» Problem statement
Output every line of the material exactly, omitting images.

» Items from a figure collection
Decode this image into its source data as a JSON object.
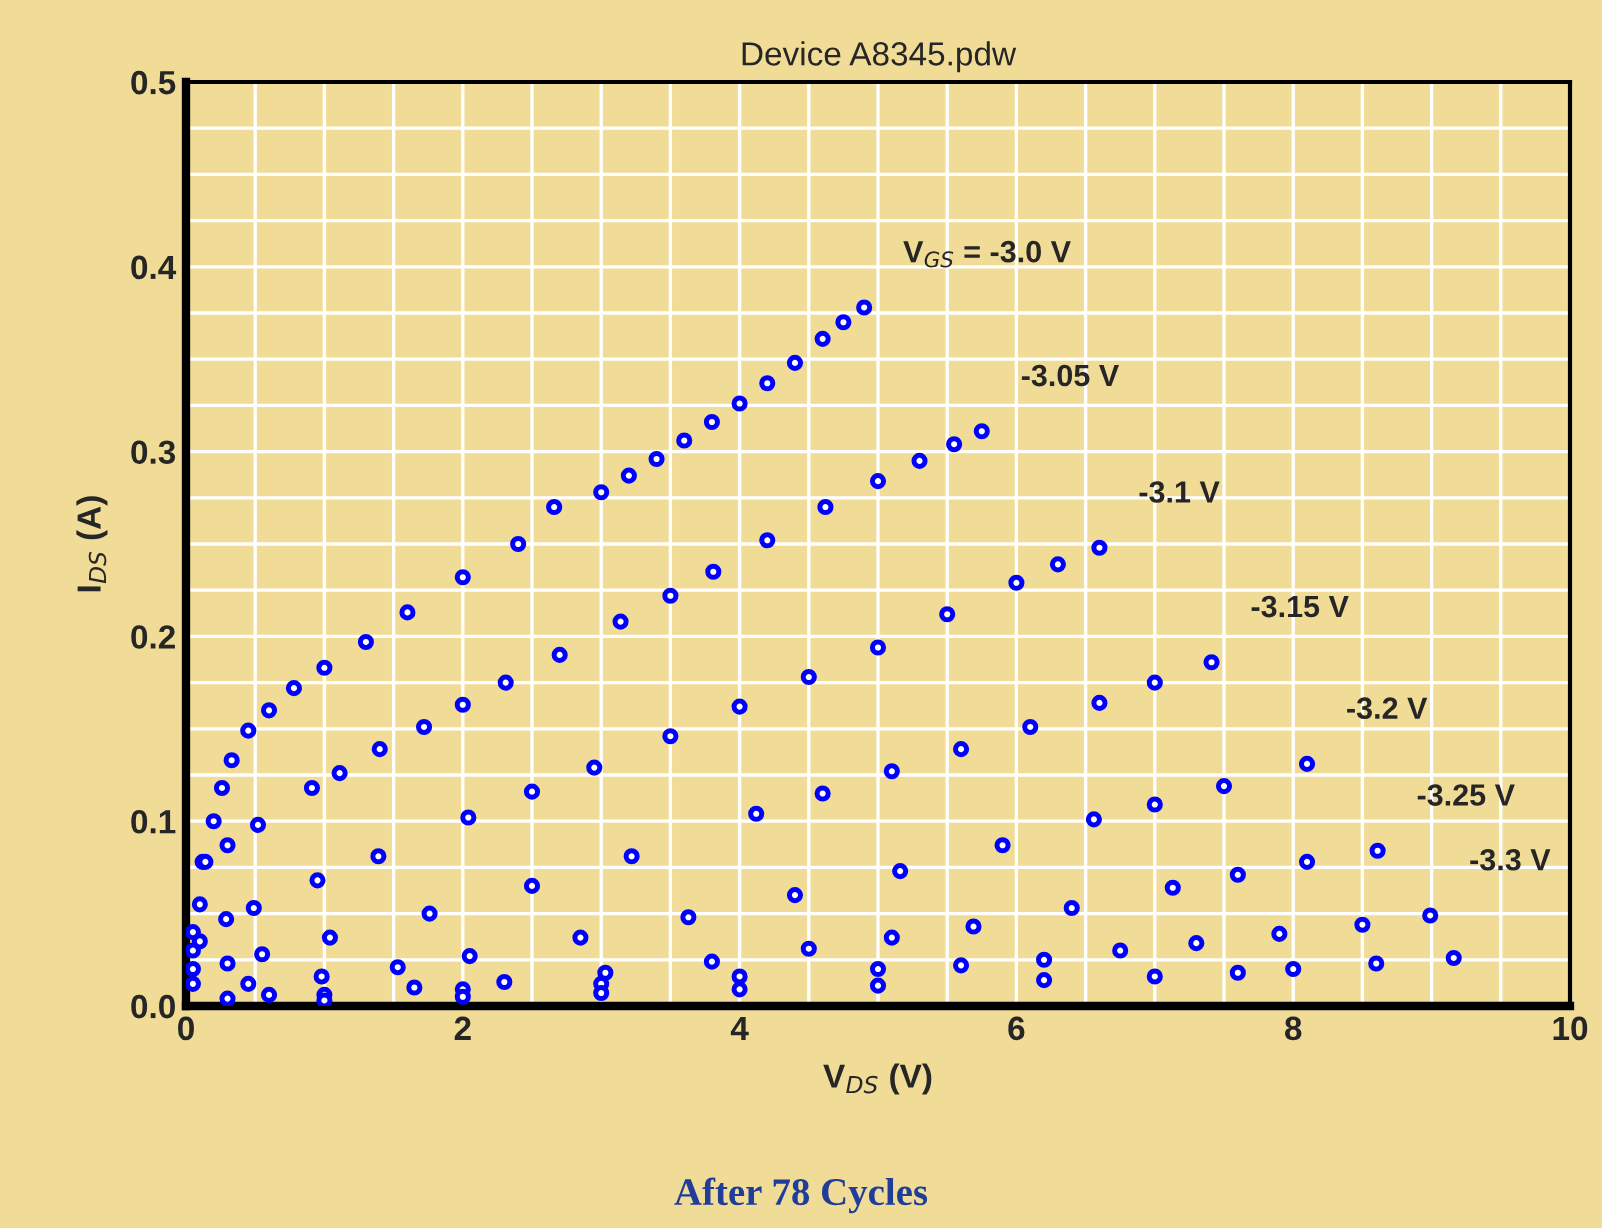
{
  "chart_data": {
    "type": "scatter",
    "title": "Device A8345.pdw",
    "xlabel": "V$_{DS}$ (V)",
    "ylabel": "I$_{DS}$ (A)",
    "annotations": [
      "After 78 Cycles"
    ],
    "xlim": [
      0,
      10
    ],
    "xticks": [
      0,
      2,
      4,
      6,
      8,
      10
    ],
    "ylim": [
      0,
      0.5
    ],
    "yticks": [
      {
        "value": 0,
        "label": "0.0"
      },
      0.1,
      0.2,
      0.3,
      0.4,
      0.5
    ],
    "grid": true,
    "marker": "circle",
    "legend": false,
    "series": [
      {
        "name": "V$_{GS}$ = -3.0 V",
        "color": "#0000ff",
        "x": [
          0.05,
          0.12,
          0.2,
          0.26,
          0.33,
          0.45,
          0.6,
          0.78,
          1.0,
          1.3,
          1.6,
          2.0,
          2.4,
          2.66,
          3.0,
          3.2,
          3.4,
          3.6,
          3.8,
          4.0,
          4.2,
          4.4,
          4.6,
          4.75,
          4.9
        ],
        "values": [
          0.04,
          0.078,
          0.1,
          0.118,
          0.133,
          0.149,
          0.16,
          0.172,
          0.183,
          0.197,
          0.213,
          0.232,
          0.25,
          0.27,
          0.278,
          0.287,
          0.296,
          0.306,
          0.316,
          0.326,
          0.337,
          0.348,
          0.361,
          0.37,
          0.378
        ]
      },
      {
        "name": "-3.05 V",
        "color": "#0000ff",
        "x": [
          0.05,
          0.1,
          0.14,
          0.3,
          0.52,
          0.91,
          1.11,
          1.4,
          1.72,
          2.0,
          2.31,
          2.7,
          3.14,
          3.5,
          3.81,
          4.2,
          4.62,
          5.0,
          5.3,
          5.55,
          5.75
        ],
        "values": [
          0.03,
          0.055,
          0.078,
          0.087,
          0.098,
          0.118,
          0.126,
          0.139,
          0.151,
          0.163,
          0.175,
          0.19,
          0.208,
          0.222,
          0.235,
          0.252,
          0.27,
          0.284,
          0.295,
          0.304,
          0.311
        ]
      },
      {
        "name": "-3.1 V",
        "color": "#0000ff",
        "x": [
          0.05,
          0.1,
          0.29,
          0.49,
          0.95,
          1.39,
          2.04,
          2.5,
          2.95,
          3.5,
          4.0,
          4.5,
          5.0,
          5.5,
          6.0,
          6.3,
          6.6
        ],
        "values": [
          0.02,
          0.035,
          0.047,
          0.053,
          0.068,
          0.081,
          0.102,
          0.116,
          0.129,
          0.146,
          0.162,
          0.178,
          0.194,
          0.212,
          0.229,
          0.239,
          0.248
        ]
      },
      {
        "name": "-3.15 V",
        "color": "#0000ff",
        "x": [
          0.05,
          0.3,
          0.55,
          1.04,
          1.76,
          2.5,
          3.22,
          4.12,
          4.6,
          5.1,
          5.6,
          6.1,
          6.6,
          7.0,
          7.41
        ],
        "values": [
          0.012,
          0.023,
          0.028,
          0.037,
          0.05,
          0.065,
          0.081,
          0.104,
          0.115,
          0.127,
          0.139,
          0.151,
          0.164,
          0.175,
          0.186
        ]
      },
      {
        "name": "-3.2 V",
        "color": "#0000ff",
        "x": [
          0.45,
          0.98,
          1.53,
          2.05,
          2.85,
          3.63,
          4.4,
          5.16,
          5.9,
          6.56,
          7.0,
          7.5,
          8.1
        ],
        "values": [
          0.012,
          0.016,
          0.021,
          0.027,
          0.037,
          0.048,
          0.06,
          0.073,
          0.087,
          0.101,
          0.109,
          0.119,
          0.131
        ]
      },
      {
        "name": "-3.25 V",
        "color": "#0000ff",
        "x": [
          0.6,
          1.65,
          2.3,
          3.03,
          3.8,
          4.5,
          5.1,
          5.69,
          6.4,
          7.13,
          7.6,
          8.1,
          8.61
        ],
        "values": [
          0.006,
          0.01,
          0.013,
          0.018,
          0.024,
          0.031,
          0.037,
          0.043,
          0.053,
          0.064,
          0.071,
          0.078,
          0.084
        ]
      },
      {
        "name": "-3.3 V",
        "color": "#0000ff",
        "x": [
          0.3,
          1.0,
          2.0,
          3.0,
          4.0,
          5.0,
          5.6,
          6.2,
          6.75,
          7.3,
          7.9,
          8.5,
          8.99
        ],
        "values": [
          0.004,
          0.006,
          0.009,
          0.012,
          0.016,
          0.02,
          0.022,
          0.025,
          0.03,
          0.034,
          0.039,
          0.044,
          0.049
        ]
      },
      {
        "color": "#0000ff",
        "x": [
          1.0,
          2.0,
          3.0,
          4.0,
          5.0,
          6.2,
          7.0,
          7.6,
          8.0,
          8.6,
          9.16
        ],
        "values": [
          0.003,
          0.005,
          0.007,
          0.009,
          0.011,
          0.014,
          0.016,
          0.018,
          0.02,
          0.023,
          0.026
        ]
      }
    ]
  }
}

» Exercise output
Decode this image into its source data as a JSON object.
{
  "chart_data": {
    "type": "scatter",
    "title": "Device A8345.pdw",
    "xlabel": "V$_{DS}$ (V)",
    "ylabel": "I$_{DS}$ (A)",
    "annotations": [
      "After 78 Cycles"
    ],
    "xlim": [
      0,
      10
    ],
    "xticks": [
      0,
      2,
      4,
      6,
      8,
      10
    ],
    "ylim": [
      0,
      0.5
    ],
    "yticks": [
      {
        "value": 0,
        "label": "0.0"
      },
      0.1,
      0.2,
      0.3,
      0.4,
      0.5
    ],
    "grid": true,
    "marker": "circle",
    "legend": false,
    "series": [
      {
        "name": "V$_{GS}$ = -3.0 V",
        "color": "#0000ff",
        "x": [
          0.05,
          0.12,
          0.2,
          0.26,
          0.33,
          0.45,
          0.6,
          0.78,
          1.0,
          1.3,
          1.6,
          2.0,
          2.4,
          2.66,
          3.0,
          3.2,
          3.4,
          3.6,
          3.8,
          4.0,
          4.2,
          4.4,
          4.6,
          4.75,
          4.9
        ],
        "values": [
          0.04,
          0.078,
          0.1,
          0.118,
          0.133,
          0.149,
          0.16,
          0.172,
          0.183,
          0.197,
          0.213,
          0.232,
          0.25,
          0.27,
          0.278,
          0.287,
          0.296,
          0.306,
          0.316,
          0.326,
          0.337,
          0.348,
          0.361,
          0.37,
          0.378
        ]
      },
      {
        "name": "-3.05 V",
        "color": "#0000ff",
        "x": [
          0.05,
          0.1,
          0.14,
          0.3,
          0.52,
          0.91,
          1.11,
          1.4,
          1.72,
          2.0,
          2.31,
          2.7,
          3.14,
          3.5,
          3.81,
          4.2,
          4.62,
          5.0,
          5.3,
          5.55,
          5.75
        ],
        "values": [
          0.03,
          0.055,
          0.078,
          0.087,
          0.098,
          0.118,
          0.126,
          0.139,
          0.151,
          0.163,
          0.175,
          0.19,
          0.208,
          0.222,
          0.235,
          0.252,
          0.27,
          0.284,
          0.295,
          0.304,
          0.311
        ]
      },
      {
        "name": "-3.1 V",
        "color": "#0000ff",
        "x": [
          0.05,
          0.1,
          0.29,
          0.49,
          0.95,
          1.39,
          2.04,
          2.5,
          2.95,
          3.5,
          4.0,
          4.5,
          5.0,
          5.5,
          6.0,
          6.3,
          6.6
        ],
        "values": [
          0.02,
          0.035,
          0.047,
          0.053,
          0.068,
          0.081,
          0.102,
          0.116,
          0.129,
          0.146,
          0.162,
          0.178,
          0.194,
          0.212,
          0.229,
          0.239,
          0.248
        ]
      },
      {
        "name": "-3.15 V",
        "color": "#0000ff",
        "x": [
          0.05,
          0.3,
          0.55,
          1.04,
          1.76,
          2.5,
          3.22,
          4.12,
          4.6,
          5.1,
          5.6,
          6.1,
          6.6,
          7.0,
          7.41
        ],
        "values": [
          0.012,
          0.023,
          0.028,
          0.037,
          0.05,
          0.065,
          0.081,
          0.104,
          0.115,
          0.127,
          0.139,
          0.151,
          0.164,
          0.175,
          0.186
        ]
      },
      {
        "name": "-3.2 V",
        "color": "#0000ff",
        "x": [
          0.45,
          0.98,
          1.53,
          2.05,
          2.85,
          3.63,
          4.4,
          5.16,
          5.9,
          6.56,
          7.0,
          7.5,
          8.1
        ],
        "values": [
          0.012,
          0.016,
          0.021,
          0.027,
          0.037,
          0.048,
          0.06,
          0.073,
          0.087,
          0.101,
          0.109,
          0.119,
          0.131
        ]
      },
      {
        "name": "-3.25 V",
        "color": "#0000ff",
        "x": [
          0.6,
          1.65,
          2.3,
          3.03,
          3.8,
          4.5,
          5.1,
          5.69,
          6.4,
          7.13,
          7.6,
          8.1,
          8.61
        ],
        "values": [
          0.006,
          0.01,
          0.013,
          0.018,
          0.024,
          0.031,
          0.037,
          0.043,
          0.053,
          0.064,
          0.071,
          0.078,
          0.084
        ]
      },
      {
        "name": "-3.3 V",
        "color": "#0000ff",
        "x": [
          0.3,
          1.0,
          2.0,
          3.0,
          4.0,
          5.0,
          5.6,
          6.2,
          6.75,
          7.3,
          7.9,
          8.5,
          8.99
        ],
        "values": [
          0.004,
          0.006,
          0.009,
          0.012,
          0.016,
          0.02,
          0.022,
          0.025,
          0.03,
          0.034,
          0.039,
          0.044,
          0.049
        ]
      },
      {
        "color": "#0000ff",
        "x": [
          1.0,
          2.0,
          3.0,
          4.0,
          5.0,
          6.2,
          7.0,
          7.6,
          8.0,
          8.6,
          9.16
        ],
        "values": [
          0.003,
          0.005,
          0.007,
          0.009,
          0.011,
          0.014,
          0.016,
          0.018,
          0.02,
          0.023,
          0.026
        ]
      }
    ]
  }
}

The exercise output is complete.